* **Document section**:
Discussion on Zimbardo's Stanford Prison Experiment and Recent Events in Iraq at Abu Ghraib
Phillip Zimbardo's simulated prison experiment in 1971 was a powerful example of what can occur when people are given power and others have it taken away. In the experiment, people were randomly assigned to be prisoners or guards. Within a remarkably short time, the participants, especially the guards, took their roles to the point of brutalizing and humiliating their "prisoners". The two-week experiment was called off after six days due to the behavior of the guards getting out of control, and the emotional trauma experienced by the prisoners (Myers, 2010). Despite the controversy of the study that still resonates decades later, it illustrated the dehumanizing effects that can occur to prisoners and the sadistic tendencies that can emerge in guards. This study illustrated what can happen when people are dehumanized and deindividuated, especially in the context of a power situation such as a prison, even a simulated one (Reiman, M. & Zimbardo P., 2011).

* **Information given**:
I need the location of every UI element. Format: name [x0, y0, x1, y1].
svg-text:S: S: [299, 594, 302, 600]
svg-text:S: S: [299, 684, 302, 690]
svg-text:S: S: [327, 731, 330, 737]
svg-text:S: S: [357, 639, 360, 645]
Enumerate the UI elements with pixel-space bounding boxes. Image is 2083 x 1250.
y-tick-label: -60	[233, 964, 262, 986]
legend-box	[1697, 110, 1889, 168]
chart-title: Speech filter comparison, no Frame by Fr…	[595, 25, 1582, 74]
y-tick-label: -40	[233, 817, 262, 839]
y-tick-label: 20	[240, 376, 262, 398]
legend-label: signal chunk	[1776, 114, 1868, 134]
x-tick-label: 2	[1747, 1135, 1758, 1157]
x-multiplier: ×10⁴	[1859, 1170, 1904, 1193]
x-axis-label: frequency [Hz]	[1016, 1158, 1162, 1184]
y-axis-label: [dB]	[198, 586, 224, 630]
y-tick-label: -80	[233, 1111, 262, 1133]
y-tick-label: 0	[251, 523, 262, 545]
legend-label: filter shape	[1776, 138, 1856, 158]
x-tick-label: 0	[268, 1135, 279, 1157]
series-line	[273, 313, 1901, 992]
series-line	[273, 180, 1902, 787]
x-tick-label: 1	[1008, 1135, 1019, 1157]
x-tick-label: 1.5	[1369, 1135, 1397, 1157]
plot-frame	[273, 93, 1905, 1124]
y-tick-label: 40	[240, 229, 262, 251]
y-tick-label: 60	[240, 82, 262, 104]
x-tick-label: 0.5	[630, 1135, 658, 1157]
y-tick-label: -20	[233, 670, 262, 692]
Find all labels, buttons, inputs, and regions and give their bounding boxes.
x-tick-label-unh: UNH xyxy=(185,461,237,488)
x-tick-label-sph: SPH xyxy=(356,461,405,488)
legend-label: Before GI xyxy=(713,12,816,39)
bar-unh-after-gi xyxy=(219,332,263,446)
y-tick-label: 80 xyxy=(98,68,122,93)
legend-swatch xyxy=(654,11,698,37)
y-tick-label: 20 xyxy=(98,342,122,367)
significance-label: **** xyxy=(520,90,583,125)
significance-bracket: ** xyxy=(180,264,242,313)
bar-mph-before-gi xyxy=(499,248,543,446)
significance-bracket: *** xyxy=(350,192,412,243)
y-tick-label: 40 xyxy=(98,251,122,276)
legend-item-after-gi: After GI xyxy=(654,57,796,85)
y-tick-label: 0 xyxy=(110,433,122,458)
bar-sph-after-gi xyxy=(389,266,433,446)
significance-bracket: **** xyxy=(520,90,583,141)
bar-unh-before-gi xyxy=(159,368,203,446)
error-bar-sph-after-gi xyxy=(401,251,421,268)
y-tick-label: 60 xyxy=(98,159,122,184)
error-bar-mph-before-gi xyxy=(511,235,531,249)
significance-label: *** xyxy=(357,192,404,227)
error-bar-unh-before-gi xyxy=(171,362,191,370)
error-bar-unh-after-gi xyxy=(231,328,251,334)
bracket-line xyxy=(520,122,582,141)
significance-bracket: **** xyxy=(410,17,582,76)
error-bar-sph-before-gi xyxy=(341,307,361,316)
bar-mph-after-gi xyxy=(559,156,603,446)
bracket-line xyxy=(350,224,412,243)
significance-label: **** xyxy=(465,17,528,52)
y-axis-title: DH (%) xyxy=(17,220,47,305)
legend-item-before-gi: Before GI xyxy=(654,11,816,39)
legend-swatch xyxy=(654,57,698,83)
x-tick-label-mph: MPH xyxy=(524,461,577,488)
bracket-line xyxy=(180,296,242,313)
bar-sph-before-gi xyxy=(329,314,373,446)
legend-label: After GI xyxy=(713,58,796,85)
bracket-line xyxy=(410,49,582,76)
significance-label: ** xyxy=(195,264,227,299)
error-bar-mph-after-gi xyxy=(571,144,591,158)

* **To be done**:
In the discussion of the Stanford Prison Experiment, how long did the planned two-week experiment run before it was called off?

* **Worked solution**:
Six days.